Why private equity firms in India are increasing their exposure to buyout deals
Mumbai: Private equity investors are increasingly turning to buyouts to hold controlling positions in companies rather than just purchasing minority stakes in them.
At the Mint India Investment Summit in Mumbai on Friday, several private equity firms outlined plans to increase their exposure to buyouts owing to a host of reasons, including a lack of a succession planning and paucity of talent to take a business to its next stage of growth.
A buyout transaction is one in which an investor acquires a controlling interest in a venture as opposed to a strategic or minority stake.
According to Nithya Easwaran, managing director of Multiples Alternate Asset Management, several family-run Indian companies face an underlying succession issue.
“It is just becoming very difficult to get top-tier talent to come into a promoter-owned company, because the ability to have that great ambition, to see the monetization of the ESOPs (employee stock options) even if they are given, only comes with the private equity lineup,” she said, adding that going forward, 35-40% of Multiples’ portfolio would be in buyout opportunities.
Promoter families have also warmed up to the idea of having a private equity firm involved even as the next generation takes over.
“These are the second generation that have gone abroad, studied abroad, and wanted to come back. They understand private equity, want to diversify, and are willing to give a stake and partner with private equity firms to expand,” said Iqbal Khan, partner and national corporate lead, JSA Advocates & Solicitors.
Global private equity firm KKR India’s Rohan Suri highlighted that the proportion of buyouts in India had increased significantly over the years with investors increasingly convinced about the viability of such transactions.

Exercise task 1: Convert the records, from their first line through the line containing "sidebar-item-clientes[interactable]: Clientes ›", into a numbered list with blank lines omitted.
The records that follow are unrelated to the article on private equity buyouts.

Provided data:
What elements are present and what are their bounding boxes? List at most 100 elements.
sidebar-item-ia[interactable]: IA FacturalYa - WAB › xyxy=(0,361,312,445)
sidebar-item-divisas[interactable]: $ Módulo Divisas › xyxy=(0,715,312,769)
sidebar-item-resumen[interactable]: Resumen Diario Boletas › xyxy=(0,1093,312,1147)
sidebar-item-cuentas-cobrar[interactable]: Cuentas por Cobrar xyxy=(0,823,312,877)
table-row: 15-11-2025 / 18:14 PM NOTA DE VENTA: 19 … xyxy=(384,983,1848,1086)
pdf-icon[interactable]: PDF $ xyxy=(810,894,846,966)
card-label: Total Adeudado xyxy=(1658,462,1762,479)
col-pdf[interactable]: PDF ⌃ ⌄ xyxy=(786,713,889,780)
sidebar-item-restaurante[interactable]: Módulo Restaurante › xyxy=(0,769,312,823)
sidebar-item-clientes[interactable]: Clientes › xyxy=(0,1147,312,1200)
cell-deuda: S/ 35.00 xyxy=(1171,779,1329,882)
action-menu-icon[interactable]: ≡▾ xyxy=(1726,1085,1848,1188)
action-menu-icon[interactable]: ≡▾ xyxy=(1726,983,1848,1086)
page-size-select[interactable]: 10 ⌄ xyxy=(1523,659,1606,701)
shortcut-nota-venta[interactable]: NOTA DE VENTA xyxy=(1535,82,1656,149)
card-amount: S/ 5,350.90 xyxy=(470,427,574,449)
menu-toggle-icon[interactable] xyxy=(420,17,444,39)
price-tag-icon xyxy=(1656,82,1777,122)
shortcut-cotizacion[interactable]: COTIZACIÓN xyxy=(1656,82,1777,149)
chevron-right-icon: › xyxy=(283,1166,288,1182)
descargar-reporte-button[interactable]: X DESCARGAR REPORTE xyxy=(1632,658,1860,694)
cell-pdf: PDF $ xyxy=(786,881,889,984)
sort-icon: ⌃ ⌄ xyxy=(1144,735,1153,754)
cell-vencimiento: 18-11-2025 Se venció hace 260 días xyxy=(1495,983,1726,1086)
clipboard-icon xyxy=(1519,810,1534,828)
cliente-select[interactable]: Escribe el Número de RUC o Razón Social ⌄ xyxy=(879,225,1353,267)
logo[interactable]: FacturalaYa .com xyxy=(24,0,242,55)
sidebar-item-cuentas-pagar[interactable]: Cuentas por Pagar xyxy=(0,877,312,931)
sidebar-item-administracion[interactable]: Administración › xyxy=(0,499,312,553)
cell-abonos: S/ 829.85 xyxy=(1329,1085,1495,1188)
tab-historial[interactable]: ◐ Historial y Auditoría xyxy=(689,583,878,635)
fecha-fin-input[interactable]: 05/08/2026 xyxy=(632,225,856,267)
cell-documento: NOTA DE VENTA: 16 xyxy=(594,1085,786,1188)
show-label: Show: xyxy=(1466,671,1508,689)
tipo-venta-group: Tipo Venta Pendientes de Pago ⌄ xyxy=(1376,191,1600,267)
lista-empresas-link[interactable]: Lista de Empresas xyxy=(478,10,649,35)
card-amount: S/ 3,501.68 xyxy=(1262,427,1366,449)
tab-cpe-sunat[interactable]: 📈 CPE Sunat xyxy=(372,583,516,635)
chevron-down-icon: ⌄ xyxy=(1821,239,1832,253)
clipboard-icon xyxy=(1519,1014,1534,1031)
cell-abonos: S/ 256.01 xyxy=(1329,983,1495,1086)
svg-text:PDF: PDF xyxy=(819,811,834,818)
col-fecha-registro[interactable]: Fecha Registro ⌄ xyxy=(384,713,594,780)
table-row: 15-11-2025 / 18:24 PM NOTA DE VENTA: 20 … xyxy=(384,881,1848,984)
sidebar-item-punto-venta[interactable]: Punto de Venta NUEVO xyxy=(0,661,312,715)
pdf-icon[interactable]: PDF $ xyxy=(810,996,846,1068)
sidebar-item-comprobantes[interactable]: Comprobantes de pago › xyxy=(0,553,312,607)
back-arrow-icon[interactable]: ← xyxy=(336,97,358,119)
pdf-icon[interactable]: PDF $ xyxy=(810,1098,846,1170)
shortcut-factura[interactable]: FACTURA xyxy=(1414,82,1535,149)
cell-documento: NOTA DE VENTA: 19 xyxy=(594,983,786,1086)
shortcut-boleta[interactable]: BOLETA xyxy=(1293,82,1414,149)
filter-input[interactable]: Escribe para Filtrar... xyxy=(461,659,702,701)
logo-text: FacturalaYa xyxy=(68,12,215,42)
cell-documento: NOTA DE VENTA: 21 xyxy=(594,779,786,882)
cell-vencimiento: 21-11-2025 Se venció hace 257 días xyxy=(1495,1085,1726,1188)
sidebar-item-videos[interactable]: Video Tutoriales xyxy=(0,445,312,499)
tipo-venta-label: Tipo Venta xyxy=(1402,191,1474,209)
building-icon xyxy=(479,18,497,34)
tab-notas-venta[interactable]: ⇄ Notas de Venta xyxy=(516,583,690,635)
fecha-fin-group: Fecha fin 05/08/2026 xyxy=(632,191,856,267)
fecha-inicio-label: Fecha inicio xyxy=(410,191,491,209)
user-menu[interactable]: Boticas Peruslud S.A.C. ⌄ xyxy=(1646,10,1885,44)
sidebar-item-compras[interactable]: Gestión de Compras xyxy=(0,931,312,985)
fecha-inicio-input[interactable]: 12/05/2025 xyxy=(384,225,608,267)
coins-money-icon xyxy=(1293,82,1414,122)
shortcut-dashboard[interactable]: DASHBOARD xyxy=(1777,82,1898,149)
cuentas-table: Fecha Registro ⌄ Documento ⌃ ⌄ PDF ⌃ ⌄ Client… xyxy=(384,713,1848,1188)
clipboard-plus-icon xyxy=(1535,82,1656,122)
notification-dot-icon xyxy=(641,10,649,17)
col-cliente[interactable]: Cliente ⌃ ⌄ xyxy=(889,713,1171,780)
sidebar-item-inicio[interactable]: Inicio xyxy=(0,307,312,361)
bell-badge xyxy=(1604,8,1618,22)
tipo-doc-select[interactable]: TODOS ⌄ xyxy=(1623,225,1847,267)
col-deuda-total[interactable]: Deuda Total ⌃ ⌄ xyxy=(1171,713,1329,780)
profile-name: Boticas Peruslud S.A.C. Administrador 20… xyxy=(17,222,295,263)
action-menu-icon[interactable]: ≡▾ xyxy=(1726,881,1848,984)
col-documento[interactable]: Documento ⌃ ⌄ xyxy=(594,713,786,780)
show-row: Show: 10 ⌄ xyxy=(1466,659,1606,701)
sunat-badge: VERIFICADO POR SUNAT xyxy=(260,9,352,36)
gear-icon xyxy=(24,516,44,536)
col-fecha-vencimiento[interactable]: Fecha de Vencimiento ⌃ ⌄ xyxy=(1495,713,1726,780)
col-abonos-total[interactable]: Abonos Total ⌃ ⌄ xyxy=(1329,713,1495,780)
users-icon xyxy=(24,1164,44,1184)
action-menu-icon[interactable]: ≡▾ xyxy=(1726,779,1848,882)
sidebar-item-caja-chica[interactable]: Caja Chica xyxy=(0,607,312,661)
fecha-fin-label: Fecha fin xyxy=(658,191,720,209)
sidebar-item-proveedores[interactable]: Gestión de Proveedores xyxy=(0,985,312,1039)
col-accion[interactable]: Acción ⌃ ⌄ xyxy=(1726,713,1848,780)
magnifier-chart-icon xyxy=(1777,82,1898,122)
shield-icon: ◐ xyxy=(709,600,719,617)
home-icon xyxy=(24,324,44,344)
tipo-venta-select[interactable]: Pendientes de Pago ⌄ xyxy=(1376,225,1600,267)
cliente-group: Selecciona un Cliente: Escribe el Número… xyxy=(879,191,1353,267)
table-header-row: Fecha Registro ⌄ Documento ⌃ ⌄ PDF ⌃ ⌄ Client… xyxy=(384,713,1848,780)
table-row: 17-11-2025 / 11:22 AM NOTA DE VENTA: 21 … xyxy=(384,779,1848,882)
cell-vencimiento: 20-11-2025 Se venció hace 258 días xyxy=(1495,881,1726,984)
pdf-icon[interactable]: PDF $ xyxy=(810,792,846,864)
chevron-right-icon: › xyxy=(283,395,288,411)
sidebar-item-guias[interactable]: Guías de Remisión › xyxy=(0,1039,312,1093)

Exercise task 2: Output the full article on private equity buyouts in India word for word.

Correct answer 1:
1. What elements are present and what are their bounding boxes? List at most 100 elements.
2. sidebar-item-ia[interactable]: IA FacturalYa - WAB › xyxy=(0,361,312,445)
3. sidebar-item-divisas[interactable]: $ Módulo Divisas › xyxy=(0,715,312,769)
4. sidebar-item-resumen[interactable]: Resumen Diario Boletas › xyxy=(0,1093,312,1147)
5. sidebar-item-cuentas-cobrar[interactable]: Cuentas por Cobrar xyxy=(0,823,312,877)
6. table-row: 15-11-2025 / 18:14 PM NOTA DE VENTA: 19 … xyxy=(384,983,1848,1086)
7. pdf-icon[interactable]: PDF $ xyxy=(810,894,846,966)
8. card-label: Total Adeudado xyxy=(1658,462,1762,479)
9. col-pdf[interactable]: PDF ⌃ ⌄ xyxy=(786,713,889,780)
10. sidebar-item-restaurante[interactable]: Módulo Restaurante › xyxy=(0,769,312,823)
11. sidebar-item-clientes[interactable]: Clientes › xyxy=(0,1147,312,1200)

Correct answer 2:
Why private equity firms in India are increasing their exposure to buyout deals
Mumbai: Private equity investors are increasingly turning to buyouts to hold controlling positions in companies rather than just purchasing minority stakes in them.
At the Mint India Investment Summit in Mumbai on Friday, several private equity firms outlined plans to increase their exposure to buyouts owing to a host of reasons, including a lack of a succession planning and paucity of talent to take a business to its next stage of growth.
A buyout transaction is one in which an investor acquires a controlling interest in a venture as opposed to a strategic or minority stake.
According to Nithya Easwaran, managing director of Multiples Alternate Asset Management, several family-run Indian companies face an underlying succession issue.
“It is just becoming very difficult to get top-tier talent to come into a promoter-owned company, because the ability to have that great ambition, to see the monetization of the ESOPs (employee stock options) even if they are given, only comes with the private equity lineup,” she said, adding that going forward, 35-40% of Multiples’ portfolio would be in buyout opportunities.
Promoter families have also warmed up to the idea of having a private equity firm involved even as the next generation takes over.
“These are the second generation that have gone abroad, studied abroad, and wanted to come back. They understand private equity, want to diversify, and are willing to give a stake and partner with private equity firms to expand,” said Iqbal Khan, partner and national corporate lead, JSA Advocates & Solicitors.
Global private equity firm KKR India’s Rohan Suri highlighted that the proportion of buyouts in India had increased significantly over the years with investors increasingly convinced about the viability of such transactions.